Where a line holds the string "DRIVE", return that line.

DATA SHOWN »
** BEGIN **
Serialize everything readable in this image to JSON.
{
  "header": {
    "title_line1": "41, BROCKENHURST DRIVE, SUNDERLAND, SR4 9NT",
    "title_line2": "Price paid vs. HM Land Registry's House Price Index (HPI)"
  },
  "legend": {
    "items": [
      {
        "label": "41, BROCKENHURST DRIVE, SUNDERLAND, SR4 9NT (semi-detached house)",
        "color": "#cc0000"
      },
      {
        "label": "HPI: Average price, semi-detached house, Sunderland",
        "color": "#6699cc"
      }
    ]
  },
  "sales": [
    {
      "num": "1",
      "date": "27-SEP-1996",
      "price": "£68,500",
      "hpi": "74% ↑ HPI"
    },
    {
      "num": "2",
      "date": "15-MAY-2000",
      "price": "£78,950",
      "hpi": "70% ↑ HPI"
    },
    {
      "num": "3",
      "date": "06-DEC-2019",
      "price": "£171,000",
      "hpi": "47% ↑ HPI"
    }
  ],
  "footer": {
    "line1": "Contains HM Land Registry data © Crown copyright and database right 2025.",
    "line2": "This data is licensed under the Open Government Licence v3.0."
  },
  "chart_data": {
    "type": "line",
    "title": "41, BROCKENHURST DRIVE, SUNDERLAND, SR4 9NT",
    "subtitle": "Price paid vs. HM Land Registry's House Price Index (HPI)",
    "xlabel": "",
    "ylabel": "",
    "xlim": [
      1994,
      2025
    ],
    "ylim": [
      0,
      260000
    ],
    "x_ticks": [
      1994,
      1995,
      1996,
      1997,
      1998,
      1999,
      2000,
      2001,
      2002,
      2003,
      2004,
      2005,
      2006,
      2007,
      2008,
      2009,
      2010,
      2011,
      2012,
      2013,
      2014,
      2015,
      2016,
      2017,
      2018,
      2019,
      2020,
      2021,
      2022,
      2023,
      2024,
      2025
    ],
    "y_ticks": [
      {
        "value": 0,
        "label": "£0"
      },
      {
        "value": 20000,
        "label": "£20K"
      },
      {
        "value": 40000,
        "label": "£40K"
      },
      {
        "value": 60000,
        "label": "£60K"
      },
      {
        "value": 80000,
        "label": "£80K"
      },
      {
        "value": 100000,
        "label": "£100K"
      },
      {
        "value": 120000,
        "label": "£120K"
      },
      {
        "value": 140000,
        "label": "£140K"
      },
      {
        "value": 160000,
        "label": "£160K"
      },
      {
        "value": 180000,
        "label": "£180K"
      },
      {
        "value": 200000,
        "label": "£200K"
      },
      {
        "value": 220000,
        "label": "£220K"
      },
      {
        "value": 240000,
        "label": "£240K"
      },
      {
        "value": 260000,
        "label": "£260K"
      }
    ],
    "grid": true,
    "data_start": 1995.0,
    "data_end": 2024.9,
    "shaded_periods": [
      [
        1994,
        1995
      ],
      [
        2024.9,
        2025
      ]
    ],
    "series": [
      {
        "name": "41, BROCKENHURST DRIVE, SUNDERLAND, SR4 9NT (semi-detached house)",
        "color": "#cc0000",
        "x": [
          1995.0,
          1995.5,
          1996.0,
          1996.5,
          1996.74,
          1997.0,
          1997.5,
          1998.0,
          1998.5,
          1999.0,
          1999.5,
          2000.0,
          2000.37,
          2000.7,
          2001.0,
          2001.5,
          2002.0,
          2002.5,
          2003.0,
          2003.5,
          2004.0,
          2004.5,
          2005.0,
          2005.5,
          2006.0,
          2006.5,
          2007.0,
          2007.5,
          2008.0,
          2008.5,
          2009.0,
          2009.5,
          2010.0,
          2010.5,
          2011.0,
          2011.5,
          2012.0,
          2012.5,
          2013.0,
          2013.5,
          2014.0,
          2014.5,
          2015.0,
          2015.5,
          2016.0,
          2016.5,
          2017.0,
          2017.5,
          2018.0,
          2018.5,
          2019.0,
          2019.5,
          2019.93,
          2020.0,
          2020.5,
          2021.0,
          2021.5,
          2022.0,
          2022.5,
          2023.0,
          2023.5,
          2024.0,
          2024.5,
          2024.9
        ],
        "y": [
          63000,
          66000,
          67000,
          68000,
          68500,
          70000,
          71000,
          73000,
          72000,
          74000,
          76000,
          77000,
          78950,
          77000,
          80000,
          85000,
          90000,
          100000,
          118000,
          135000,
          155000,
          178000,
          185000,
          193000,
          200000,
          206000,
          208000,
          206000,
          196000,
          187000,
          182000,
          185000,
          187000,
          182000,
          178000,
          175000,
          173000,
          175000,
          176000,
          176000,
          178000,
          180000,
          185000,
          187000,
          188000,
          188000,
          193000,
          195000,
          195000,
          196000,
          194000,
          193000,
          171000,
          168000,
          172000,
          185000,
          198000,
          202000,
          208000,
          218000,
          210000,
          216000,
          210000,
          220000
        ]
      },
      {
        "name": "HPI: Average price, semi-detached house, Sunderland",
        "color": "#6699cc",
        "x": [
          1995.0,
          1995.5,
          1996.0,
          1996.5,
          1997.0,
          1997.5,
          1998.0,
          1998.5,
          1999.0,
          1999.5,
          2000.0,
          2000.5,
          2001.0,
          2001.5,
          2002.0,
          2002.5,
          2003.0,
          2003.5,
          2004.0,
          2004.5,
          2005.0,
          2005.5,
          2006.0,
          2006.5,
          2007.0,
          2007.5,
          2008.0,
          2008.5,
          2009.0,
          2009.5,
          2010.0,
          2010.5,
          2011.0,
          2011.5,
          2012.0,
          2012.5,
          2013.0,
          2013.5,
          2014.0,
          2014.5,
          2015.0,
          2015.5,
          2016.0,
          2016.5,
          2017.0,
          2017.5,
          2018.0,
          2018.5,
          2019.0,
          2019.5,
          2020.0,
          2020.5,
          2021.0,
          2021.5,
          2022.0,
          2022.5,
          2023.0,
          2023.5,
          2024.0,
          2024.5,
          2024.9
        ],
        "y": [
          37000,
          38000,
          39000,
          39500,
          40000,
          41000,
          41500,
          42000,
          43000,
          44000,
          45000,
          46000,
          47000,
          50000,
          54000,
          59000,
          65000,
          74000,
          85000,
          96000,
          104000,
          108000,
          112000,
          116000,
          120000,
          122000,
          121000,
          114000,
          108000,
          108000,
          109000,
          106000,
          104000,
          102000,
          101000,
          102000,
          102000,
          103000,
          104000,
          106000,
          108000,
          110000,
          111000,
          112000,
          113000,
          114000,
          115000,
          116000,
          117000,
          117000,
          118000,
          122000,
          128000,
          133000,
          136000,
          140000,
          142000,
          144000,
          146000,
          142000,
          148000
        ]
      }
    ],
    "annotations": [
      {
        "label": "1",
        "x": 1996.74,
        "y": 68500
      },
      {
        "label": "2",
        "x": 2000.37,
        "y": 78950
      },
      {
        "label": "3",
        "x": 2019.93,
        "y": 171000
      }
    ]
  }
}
** END **
WRITTEN ANSWER »
    "title_line1": "41, BROCKENHURST DRIVE, SUNDERLAND, SR4 9NT",
        "label": "41, BROCKENHURST DRIVE, SUNDERLAND, SR4 9NT (semi-detached house)",
    "title": "41, BROCKENHURST DRIVE, SUNDERLAND, SR4 9NT",
        "name": "41, BROCKENHURST DRIVE, SUNDERLAND, SR4 9NT (semi-detached house)",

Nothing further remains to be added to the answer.